## DIRECTIONS FOR THIS TASK
Copy each of the following lines character for character, with nothing changed, added, or left out.

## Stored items
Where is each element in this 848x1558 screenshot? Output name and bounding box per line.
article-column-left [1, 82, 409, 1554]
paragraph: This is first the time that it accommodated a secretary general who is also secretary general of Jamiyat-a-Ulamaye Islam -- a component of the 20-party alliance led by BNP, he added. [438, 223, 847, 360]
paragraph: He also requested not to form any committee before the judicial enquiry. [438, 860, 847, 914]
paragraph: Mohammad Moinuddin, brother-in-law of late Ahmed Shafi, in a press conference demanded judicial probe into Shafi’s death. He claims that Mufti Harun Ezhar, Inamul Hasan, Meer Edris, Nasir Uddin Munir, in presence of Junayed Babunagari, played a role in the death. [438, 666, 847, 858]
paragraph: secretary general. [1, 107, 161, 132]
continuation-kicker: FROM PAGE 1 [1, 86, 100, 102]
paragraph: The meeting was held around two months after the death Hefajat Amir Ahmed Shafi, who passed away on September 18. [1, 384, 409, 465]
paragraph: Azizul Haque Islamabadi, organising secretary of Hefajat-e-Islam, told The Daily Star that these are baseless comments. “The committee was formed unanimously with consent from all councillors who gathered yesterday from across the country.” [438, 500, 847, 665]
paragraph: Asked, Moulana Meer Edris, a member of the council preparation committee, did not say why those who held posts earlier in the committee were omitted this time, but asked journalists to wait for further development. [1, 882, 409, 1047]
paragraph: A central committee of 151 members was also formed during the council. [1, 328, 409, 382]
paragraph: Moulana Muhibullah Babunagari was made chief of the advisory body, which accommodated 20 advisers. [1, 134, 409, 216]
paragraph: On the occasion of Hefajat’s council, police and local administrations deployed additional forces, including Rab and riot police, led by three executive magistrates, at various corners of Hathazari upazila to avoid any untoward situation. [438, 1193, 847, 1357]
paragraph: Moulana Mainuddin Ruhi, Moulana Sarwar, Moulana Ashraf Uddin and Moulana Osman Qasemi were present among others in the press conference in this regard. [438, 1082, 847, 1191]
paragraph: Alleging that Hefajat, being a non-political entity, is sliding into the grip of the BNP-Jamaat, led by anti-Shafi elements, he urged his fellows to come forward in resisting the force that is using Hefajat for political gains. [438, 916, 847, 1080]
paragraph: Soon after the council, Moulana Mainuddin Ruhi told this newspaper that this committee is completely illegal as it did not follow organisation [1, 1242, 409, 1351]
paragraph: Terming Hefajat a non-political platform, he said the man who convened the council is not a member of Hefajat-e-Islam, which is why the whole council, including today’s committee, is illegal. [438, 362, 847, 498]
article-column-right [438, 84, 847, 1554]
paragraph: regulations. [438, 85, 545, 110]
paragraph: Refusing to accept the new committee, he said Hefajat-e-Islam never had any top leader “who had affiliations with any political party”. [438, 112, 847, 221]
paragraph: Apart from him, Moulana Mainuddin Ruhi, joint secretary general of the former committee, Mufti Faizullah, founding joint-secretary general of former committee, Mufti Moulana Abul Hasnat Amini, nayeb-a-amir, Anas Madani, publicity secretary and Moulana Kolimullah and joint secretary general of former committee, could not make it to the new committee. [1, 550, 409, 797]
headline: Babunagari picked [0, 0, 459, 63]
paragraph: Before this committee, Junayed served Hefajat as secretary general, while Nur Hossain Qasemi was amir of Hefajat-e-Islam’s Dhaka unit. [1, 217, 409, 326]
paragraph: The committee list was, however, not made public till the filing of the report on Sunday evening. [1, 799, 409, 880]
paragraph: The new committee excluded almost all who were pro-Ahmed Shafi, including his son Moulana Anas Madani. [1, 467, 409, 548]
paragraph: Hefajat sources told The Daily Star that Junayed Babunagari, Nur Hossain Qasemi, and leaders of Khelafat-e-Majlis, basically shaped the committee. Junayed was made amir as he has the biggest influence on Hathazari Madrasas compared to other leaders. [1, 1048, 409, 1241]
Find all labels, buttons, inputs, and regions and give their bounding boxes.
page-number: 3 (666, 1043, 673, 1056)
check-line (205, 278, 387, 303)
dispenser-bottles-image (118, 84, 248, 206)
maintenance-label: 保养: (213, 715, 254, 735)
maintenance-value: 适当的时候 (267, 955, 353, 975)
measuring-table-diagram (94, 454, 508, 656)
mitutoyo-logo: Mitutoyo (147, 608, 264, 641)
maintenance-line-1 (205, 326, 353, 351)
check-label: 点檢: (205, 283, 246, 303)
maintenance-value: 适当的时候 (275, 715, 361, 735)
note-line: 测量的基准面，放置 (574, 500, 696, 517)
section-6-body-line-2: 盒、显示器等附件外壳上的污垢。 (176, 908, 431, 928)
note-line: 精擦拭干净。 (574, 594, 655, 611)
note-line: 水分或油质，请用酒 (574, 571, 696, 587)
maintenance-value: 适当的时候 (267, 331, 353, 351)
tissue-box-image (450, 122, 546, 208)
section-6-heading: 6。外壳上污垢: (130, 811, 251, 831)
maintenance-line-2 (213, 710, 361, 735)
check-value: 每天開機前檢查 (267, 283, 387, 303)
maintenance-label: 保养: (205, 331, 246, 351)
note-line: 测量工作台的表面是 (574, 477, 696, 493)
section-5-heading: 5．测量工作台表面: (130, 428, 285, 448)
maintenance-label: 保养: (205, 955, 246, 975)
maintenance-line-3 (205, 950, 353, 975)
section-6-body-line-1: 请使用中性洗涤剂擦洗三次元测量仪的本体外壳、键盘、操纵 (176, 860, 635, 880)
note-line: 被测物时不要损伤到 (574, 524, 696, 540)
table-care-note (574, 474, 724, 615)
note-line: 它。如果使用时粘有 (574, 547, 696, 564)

## ANSWER
Where is each element in this 848x1558 screenshot? Output name and bounding box per line.
article-column-left [1, 82, 409, 1554]
paragraph: This is first the time that it accommodated a secretary general who is also secretary general of Jamiyat-a-Ulamaye Islam -- a component of the 20-party alliance led by BNP, he added. [438, 223, 847, 360]
paragraph: He also requested not to form any committee before the judicial enquiry. [438, 860, 847, 914]
paragraph: Mohammad Moinuddin, brother-in-law of late Ahmed Shafi, in a press conference demanded judicial probe into Shafi’s death. He claims that Mufti Harun Ezhar, Inamul Hasan, Meer Edris, Nasir Uddin Munir, in presence of Junayed Babunagari, played a role in the death. [438, 666, 847, 858]
paragraph: secretary general. [1, 107, 161, 132]
continuation-kicker: FROM PAGE 1 [1, 86, 100, 102]
paragraph: The meeting was held around two months after the death Hefajat Amir Ahmed Shafi, who passed away on September 18. [1, 384, 409, 465]
paragraph: Azizul Haque Islamabadi, organising secretary of Hefajat-e-Islam, told The Daily Star that these are baseless comments. “The committee was formed unanimously with consent from all councillors who gathered yesterday from across the country.” [438, 500, 847, 665]
paragraph: Asked, Moulana Meer Edris, a member of the council preparation committee, did not say why those who held posts earlier in the committee were omitted this time, but asked journalists to wait for further development. [1, 882, 409, 1047]
paragraph: A central committee of 151 members was also formed during the council. [1, 328, 409, 382]
paragraph: Moulana Muhibullah Babunagari was made chief of the advisory body, which accommodated 20 advisers. [1, 134, 409, 216]
paragraph: On the occasion of Hefajat’s council, police and local administrations deployed additional forces, including Rab and riot police, led by three executive magistrates, at various corners of Hathazari upazila to avoid any untoward situation. [438, 1193, 847, 1357]
paragraph: Moulana Mainuddin Ruhi, Moulana Sarwar, Moulana Ashraf Uddin and Moulana Osman Qasemi were present among others in the press conference in this regard. [438, 1082, 847, 1191]
paragraph: Alleging that Hefajat, being a non-political entity, is sliding into the grip of the BNP-Jamaat, led by anti-Shafi elements, he urged his fellows to come forward in resisting the force that is using Hefajat for political gains. [438, 916, 847, 1080]
paragraph: Soon after the council, Moulana Mainuddin Ruhi told this newspaper that this committee is completely illegal as it did not follow organisation [1, 1242, 409, 1351]
paragraph: Terming Hefajat a non-political platform, he said the man who convened the council is not a member of Hefajat-e-Islam, which is why the whole council, including today’s committee, is illegal. [438, 362, 847, 498]
article-column-right [438, 84, 847, 1554]
paragraph: regulations. [438, 85, 545, 110]
paragraph: Refusing to accept the new committee, he said Hefajat-e-Islam never had any top leader “who had affiliations with any political party”. [438, 112, 847, 221]
paragraph: Apart from him, Moulana Mainuddin Ruhi, joint secretary general of the former committee, Mufti Faizullah, founding joint-secretary general of former committee, Mufti Moulana Abul Hasnat Amini, nayeb-a-amir, Anas Madani, publicity secretary and Moulana Kolimullah and joint secretary general of former committee, could not make it to the new committee. [1, 550, 409, 797]
headline: Babunagari picked [0, 0, 459, 63]
paragraph: Before this committee, Junayed served Hefajat as secretary general, while Nur Hossain Qasemi was amir of Hefajat-e-Islam’s Dhaka unit. [1, 217, 409, 326]
paragraph: The committee list was, however, not made public till the filing of the report on Sunday evening. [1, 799, 409, 880]
paragraph: The new committee excluded almost all who were pro-Ahmed Shafi, including his son Moulana Anas Madani. [1, 467, 409, 548]
paragraph: Hefajat sources told The Daily Star that Junayed Babunagari, Nur Hossain Qasemi, and leaders of Khelafat-e-Majlis, basically shaped the committee. Junayed was made amir as he has the biggest influence on Hathazari Madrasas compared to other leaders. [1, 1048, 409, 1241]
Find all labels, buttons, inputs, and regions and give their bounding boxes.
page-number: 3 (666, 1043, 673, 1056)
check-line (205, 278, 387, 303)
dispenser-bottles-image (118, 84, 248, 206)
maintenance-label: 保养: (213, 715, 254, 735)
maintenance-value: 适当的时候 (267, 955, 353, 975)
measuring-table-diagram (94, 454, 508, 656)
mitutoyo-logo: Mitutoyo (147, 608, 264, 641)
maintenance-line-1 (205, 326, 353, 351)
check-label: 点檢: (205, 283, 246, 303)
maintenance-value: 适当的时候 (275, 715, 361, 735)
note-line: 测量的基准面，放置 (574, 500, 696, 517)
section-6-body-line-2: 盒、显示器等附件外壳上的污垢。 (176, 908, 431, 928)
note-line: 精擦拭干净。 (574, 594, 655, 611)
note-line: 水分或油质，请用酒 (574, 571, 696, 587)
maintenance-value: 适当的时候 (267, 331, 353, 351)
tissue-box-image (450, 122, 546, 208)
section-6-heading: 6。外壳上污垢: (130, 811, 251, 831)
maintenance-line-2 (213, 710, 361, 735)
check-value: 每天開機前檢查 (267, 283, 387, 303)
maintenance-label: 保养: (205, 331, 246, 351)
note-line: 测量工作台的表面是 (574, 477, 696, 493)
section-5-heading: 5．测量工作台表面: (130, 428, 285, 448)
maintenance-label: 保养: (205, 955, 246, 975)
maintenance-line-3 (205, 950, 353, 975)
section-6-body-line-1: 请使用中性洗涤剂擦洗三次元测量仪的本体外壳、键盘、操纵 (176, 860, 635, 880)
note-line: 被测物时不要损伤到 (574, 524, 696, 540)
table-care-note (574, 474, 724, 615)
note-line: 它。如果使用时粘有 (574, 547, 696, 564)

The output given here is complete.